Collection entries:
=-=-=
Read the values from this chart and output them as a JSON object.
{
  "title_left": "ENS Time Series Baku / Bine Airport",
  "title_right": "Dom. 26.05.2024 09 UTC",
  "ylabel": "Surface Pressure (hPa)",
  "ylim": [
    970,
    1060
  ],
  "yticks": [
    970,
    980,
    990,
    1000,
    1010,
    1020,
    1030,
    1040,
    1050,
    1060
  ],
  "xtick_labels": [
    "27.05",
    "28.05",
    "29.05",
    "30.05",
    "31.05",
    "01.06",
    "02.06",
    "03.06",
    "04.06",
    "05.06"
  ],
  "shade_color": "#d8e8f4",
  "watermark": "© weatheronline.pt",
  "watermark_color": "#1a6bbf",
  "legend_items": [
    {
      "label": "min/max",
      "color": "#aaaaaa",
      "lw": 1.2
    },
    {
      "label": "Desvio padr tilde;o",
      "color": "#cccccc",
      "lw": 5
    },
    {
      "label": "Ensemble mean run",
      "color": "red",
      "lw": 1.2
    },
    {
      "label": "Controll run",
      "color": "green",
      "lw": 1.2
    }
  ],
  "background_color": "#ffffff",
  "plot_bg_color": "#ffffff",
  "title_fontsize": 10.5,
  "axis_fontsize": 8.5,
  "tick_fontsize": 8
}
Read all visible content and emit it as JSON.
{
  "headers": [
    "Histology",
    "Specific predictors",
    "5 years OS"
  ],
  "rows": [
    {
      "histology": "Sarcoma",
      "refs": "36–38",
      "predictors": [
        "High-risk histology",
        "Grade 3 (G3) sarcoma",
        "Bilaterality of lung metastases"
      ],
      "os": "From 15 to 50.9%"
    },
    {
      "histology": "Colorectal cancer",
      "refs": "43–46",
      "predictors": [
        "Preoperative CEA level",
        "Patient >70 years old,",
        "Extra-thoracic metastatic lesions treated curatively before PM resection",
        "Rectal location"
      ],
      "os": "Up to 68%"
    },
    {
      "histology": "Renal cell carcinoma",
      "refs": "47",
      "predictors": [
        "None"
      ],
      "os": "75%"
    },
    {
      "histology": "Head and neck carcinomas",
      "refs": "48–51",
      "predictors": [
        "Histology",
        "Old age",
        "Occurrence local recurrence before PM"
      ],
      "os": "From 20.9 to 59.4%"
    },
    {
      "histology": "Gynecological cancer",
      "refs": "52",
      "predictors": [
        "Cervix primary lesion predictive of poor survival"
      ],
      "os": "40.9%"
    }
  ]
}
=-=-=
▸ EXERCISE BRIEF: Transcribe the full listing above without leaving anything out.

▸ TASK RESPONSE:
Read the values from this chart and output them as a JSON object.
{
  "title_left": "ENS Time Series Baku / Bine Airport",
  "title_right": "Dom. 26.05.2024 09 UTC",
  "ylabel": "Surface Pressure (hPa)",
  "ylim": [
    970,
    1060
  ],
  "yticks": [
    970,
    980,
    990,
    1000,
    1010,
    1020,
    1030,
    1040,
    1050,
    1060
  ],
  "xtick_labels": [
    "27.05",
    "28.05",
    "29.05",
    "30.05",
    "31.05",
    "01.06",
    "02.06",
    "03.06",
    "04.06",
    "05.06"
  ],
  "shade_color": "#d8e8f4",
  "watermark": "© weatheronline.pt",
  "watermark_color": "#1a6bbf",
  "legend_items": [
    {
      "label": "min/max",
      "color": "#aaaaaa",
      "lw": 1.2
    },
    {
      "label": "Desvio padr tilde;o",
      "color": "#cccccc",
      "lw": 5
    },
    {
      "label": "Ensemble mean run",
      "color": "red",
      "lw": 1.2
    },
    {
      "label": "Controll run",
      "color": "green",
      "lw": 1.2
    }
  ],
  "background_color": "#ffffff",
  "plot_bg_color": "#ffffff",
  "title_fontsize": 10.5,
  "axis_fontsize": 8.5,
  "tick_fontsize": 8
}
Read all visible content and emit it as JSON.
{
  "headers": [
    "Histology",
    "Specific predictors",
    "5 years OS"
  ],
  "rows": [
    {
      "histology": "Sarcoma",
      "refs": "36–38",
      "predictors": [
        "High-risk histology",
        "Grade 3 (G3) sarcoma",
        "Bilaterality of lung metastases"
      ],
      "os": "From 15 to 50.9%"
    },
    {
      "histology": "Colorectal cancer",
      "refs": "43–46",
      "predictors": [
        "Preoperative CEA level",
        "Patient >70 years old,",
        "Extra-thoracic metastatic lesions treated curatively before PM resection",
        "Rectal location"
      ],
      "os": "Up to 68%"
    },
    {
      "histology": "Renal cell carcinoma",
      "refs": "47",
      "predictors": [
        "None"
      ],
      "os": "75%"
    },
    {
      "histology": "Head and neck carcinomas",
      "refs": "48–51",
      "predictors": [
        "Histology",
        "Old age",
        "Occurrence local recurrence before PM"
      ],
      "os": "From 20.9 to 59.4%"
    },
    {
      "histology": "Gynecological cancer",
      "refs": "52",
      "predictors": [
        "Cervix primary lesion predictive of poor survival"
      ],
      "os": "40.9%"
    }
  ]
}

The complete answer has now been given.